## Begin Listing
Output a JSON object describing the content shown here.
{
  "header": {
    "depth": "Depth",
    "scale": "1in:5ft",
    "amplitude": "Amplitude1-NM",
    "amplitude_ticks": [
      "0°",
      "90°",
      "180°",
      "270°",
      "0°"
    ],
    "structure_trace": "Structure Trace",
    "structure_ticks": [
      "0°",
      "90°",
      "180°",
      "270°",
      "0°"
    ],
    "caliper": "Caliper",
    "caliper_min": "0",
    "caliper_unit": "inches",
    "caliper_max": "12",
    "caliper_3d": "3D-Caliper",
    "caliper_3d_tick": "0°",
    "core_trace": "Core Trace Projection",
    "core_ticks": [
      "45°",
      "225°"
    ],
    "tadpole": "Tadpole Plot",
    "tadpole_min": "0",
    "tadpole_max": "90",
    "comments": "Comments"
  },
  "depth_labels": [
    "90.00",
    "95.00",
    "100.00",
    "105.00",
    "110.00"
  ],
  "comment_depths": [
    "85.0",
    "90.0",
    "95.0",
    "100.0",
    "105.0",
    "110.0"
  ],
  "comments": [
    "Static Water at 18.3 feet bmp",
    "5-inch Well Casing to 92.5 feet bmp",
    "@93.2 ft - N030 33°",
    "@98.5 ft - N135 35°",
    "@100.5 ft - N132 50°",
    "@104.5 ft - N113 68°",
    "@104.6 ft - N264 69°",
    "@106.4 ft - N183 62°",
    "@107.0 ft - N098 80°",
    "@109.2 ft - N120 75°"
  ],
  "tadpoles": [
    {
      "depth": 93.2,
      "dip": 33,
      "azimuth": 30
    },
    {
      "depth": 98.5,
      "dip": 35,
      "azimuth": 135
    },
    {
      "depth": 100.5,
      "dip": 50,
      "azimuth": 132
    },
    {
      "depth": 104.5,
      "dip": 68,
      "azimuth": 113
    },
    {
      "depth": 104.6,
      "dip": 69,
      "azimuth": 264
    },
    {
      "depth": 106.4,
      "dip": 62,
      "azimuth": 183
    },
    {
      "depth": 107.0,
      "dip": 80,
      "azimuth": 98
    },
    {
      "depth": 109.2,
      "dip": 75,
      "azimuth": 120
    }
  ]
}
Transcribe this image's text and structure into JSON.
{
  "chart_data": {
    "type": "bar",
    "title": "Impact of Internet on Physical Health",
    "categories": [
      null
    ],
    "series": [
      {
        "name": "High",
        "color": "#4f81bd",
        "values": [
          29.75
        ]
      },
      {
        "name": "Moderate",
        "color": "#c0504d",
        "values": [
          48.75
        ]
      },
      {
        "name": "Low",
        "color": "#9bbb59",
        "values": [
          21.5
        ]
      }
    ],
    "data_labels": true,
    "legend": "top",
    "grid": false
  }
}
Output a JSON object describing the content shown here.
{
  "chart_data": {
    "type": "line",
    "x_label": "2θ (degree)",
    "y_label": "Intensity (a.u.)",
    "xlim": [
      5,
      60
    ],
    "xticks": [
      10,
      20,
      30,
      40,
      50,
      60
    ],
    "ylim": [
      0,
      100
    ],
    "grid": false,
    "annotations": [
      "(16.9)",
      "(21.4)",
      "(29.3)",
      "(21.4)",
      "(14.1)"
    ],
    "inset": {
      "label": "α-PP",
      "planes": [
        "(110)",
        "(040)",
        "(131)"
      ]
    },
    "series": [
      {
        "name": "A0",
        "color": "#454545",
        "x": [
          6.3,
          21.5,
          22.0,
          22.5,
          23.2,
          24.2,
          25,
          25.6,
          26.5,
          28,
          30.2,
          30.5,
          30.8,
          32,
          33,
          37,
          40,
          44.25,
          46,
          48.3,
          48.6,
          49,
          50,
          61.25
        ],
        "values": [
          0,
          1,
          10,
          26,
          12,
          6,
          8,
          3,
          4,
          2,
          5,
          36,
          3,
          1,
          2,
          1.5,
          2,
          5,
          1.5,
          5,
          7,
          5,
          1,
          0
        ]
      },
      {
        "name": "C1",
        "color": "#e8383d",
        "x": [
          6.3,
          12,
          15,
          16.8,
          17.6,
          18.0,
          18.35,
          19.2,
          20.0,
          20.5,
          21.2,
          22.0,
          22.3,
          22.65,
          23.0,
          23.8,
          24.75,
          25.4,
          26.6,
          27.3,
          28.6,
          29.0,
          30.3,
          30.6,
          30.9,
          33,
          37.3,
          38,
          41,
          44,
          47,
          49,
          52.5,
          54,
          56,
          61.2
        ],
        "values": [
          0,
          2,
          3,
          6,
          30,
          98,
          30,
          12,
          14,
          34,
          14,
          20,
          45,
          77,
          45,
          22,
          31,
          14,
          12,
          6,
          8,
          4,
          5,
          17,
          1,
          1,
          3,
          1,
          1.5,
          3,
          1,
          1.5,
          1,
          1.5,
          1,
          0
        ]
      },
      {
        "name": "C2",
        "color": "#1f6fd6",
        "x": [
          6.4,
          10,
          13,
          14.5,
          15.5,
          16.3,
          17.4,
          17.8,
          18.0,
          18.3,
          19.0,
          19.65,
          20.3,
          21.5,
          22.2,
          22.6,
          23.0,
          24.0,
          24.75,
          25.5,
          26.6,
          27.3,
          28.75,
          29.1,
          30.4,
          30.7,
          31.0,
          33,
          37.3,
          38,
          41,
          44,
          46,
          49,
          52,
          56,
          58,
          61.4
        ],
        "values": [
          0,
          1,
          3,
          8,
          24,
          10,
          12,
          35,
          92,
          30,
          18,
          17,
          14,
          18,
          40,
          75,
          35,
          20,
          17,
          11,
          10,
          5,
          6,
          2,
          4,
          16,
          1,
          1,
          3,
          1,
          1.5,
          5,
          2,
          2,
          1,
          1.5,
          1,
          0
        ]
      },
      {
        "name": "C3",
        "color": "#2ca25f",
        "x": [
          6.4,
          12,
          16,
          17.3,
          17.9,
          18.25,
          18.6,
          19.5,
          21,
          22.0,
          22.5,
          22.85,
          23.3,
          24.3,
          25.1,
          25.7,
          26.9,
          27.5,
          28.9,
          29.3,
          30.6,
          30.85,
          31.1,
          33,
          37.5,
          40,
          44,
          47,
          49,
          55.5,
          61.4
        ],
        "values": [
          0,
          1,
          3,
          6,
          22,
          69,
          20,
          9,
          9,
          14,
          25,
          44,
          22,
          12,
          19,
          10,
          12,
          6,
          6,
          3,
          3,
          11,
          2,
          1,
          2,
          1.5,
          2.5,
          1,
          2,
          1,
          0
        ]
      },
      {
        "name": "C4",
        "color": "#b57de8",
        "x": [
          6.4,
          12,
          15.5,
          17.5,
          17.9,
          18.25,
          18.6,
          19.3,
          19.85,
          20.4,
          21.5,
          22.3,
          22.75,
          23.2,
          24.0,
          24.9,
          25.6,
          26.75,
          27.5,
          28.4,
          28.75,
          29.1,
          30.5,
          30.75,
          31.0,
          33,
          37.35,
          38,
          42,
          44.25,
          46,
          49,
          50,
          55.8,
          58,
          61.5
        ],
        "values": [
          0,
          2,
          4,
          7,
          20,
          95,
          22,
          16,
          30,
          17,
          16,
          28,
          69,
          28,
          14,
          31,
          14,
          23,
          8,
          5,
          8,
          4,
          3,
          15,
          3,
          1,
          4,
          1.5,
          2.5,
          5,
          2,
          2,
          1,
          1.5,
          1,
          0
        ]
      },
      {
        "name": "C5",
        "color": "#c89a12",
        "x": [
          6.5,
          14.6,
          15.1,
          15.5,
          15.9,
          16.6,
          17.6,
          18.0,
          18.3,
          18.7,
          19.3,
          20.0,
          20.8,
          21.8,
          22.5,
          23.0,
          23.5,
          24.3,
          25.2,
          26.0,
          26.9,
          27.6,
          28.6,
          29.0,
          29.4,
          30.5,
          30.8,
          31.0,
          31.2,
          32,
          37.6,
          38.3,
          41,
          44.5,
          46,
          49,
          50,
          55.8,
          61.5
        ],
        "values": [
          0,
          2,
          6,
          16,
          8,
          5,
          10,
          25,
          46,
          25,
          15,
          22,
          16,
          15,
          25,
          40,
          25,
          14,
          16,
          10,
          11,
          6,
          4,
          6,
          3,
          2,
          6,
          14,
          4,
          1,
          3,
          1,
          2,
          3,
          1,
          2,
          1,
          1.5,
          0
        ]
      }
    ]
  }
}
## End Listing
-- Exercise --
Gather, from the listing above, every line carrying the word "Trace".

-- Answer to this exercise --
    "structure_trace": "Structure Trace",
    "core_trace": "Core Trace Projection",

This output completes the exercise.